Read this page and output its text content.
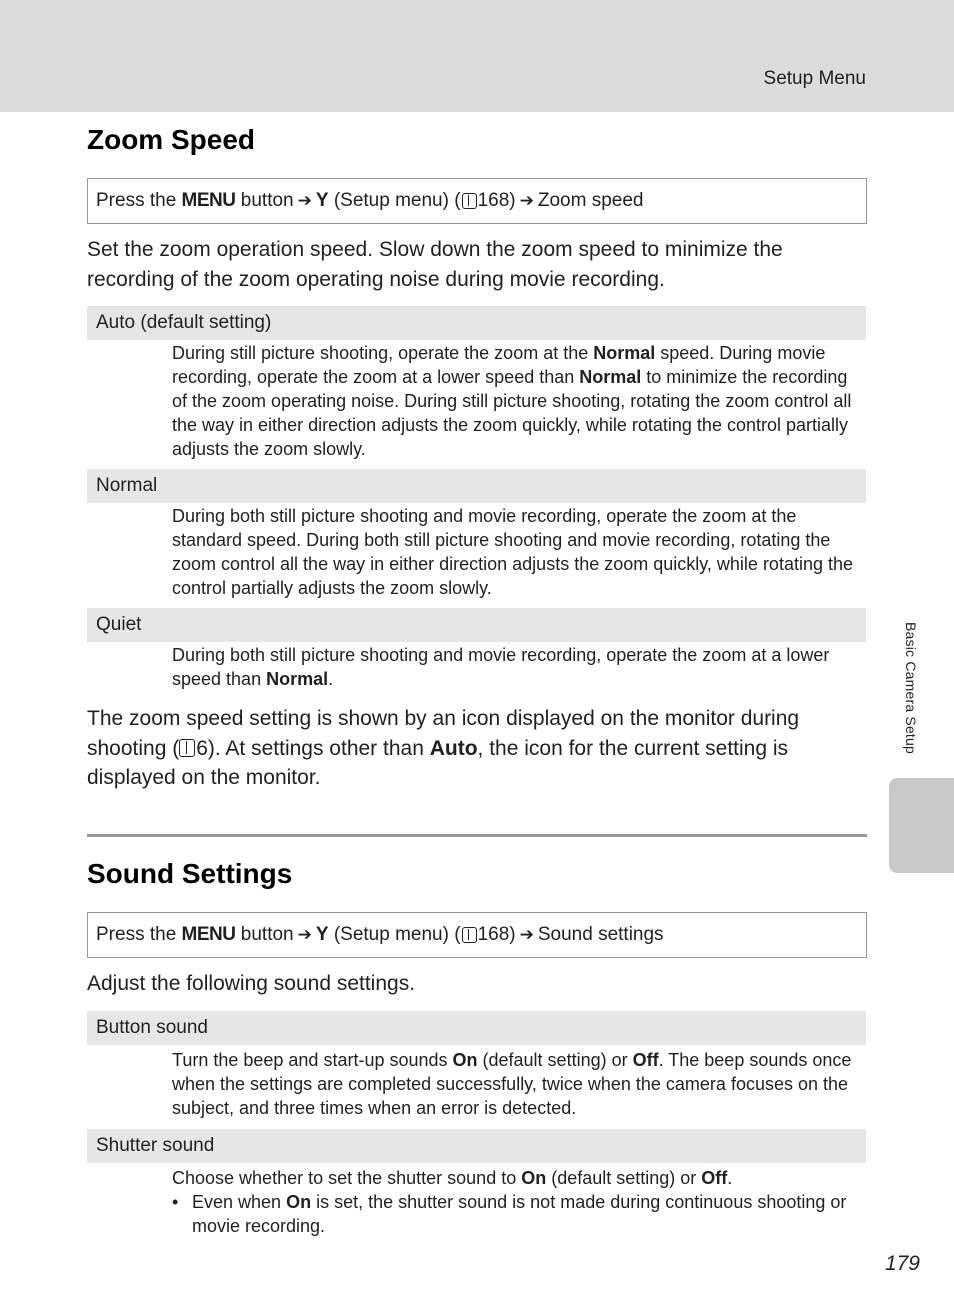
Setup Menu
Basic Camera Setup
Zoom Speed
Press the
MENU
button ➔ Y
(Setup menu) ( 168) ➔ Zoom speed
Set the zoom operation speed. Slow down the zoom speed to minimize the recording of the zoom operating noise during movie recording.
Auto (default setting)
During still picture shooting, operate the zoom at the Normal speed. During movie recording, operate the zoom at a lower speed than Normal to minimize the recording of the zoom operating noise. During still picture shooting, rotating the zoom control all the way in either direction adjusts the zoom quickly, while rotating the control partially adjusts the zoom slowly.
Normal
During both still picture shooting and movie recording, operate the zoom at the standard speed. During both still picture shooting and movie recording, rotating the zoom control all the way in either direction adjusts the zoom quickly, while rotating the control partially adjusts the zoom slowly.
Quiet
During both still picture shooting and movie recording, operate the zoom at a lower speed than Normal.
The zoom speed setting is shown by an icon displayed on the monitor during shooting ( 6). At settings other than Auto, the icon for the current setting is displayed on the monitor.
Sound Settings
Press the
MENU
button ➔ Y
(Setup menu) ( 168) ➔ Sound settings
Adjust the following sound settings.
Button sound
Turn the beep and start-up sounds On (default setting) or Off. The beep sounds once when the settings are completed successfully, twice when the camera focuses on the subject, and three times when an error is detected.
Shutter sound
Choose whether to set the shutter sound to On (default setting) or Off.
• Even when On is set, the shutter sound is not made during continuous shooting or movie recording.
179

··········

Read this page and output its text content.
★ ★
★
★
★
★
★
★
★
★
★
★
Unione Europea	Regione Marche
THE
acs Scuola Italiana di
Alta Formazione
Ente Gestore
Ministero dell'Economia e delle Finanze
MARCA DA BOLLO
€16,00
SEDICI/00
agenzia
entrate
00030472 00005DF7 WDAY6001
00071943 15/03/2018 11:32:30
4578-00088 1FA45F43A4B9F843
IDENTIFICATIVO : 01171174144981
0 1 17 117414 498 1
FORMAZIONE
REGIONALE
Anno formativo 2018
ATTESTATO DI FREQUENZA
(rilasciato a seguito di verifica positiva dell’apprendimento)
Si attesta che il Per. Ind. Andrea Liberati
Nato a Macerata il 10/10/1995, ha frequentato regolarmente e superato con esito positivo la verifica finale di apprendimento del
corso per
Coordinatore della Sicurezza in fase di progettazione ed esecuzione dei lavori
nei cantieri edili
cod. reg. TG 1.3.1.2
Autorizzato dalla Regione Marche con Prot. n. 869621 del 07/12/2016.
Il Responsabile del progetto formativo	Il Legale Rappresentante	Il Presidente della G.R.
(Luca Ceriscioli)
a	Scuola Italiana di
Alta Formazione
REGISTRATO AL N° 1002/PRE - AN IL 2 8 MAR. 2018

··········

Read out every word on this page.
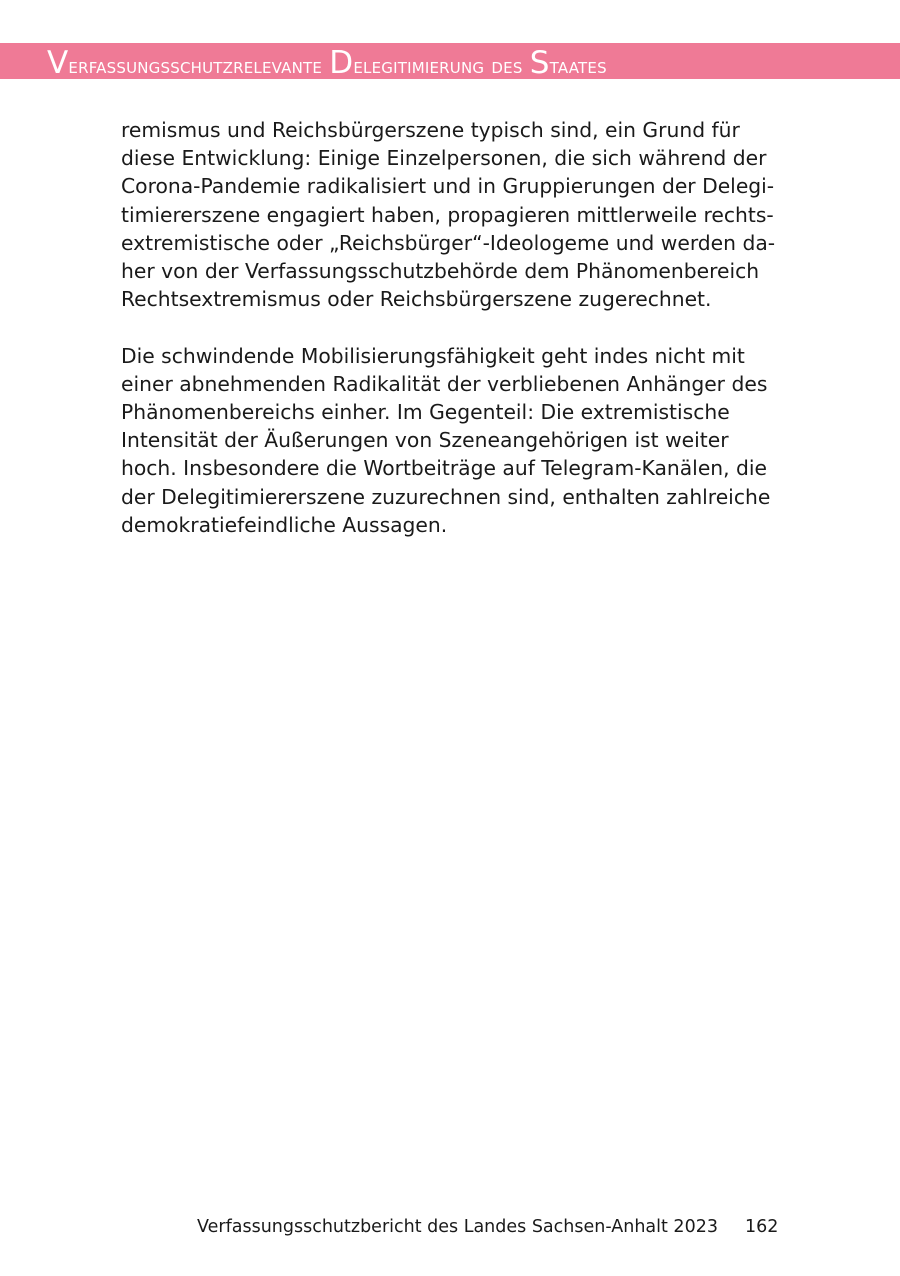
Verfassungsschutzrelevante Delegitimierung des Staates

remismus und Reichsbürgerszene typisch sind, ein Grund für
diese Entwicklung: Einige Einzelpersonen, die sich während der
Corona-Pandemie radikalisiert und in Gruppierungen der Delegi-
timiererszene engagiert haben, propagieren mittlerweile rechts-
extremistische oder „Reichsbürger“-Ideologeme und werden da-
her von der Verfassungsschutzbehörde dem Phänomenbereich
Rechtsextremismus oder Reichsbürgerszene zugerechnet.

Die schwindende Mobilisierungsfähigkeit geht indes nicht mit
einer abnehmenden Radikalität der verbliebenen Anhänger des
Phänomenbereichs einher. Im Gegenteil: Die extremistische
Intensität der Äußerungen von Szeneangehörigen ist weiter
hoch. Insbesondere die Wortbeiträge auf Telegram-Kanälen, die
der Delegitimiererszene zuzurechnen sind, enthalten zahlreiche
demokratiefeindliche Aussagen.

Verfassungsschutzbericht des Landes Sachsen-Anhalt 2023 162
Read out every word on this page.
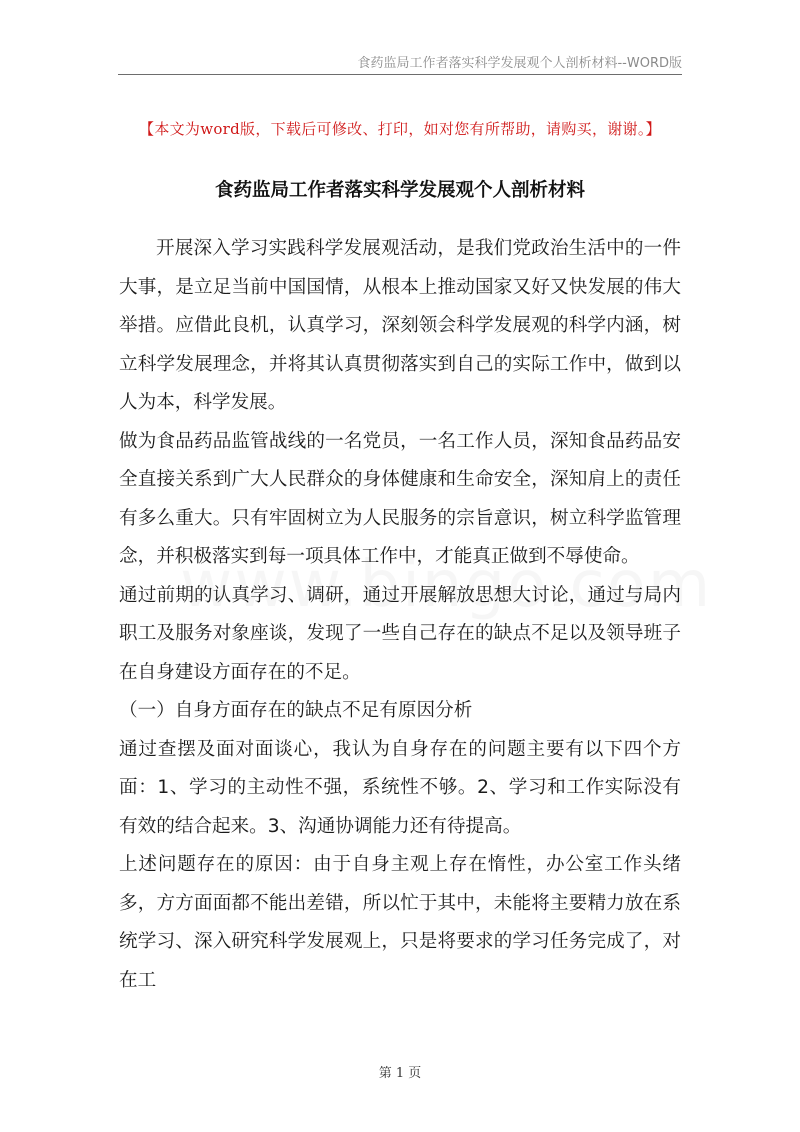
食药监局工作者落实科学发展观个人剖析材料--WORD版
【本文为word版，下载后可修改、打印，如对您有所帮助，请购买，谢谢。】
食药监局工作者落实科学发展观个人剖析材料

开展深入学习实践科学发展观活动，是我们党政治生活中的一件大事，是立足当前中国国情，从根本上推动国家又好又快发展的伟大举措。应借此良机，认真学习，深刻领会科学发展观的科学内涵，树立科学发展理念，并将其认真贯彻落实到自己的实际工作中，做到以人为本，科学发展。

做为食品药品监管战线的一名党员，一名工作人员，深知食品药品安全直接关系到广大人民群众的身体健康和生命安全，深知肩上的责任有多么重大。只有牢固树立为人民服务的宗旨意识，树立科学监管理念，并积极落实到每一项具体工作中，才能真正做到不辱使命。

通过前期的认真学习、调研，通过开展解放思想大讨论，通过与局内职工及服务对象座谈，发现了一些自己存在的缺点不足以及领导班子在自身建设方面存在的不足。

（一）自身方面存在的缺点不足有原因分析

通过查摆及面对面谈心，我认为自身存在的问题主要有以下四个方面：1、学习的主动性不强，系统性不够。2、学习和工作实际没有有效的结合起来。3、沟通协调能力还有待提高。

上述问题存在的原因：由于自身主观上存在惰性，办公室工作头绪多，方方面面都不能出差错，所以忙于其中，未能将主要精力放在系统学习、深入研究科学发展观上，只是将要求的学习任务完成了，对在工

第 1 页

··········

→ Exercise details: From the data, pick out every line that includes "rotating".

→ Response to this exercise:
During still picture shooting, operate the zoom at the Normal speed. During movie recording, operate the zoom at a lower speed than Normal to minimize the recording of the zoom operating noise. During still picture shooting, rotating the zoom control all the way in either direction adjusts the zoom quickly, while rotating the control partially adjusts the zoom slowly.
During both still picture shooting and movie recording, operate the zoom at the standard speed. During both still picture shooting and movie recording, rotating the zoom control all the way in either direction adjusts the zoom quickly, while rotating the control partially adjusts the zoom slowly.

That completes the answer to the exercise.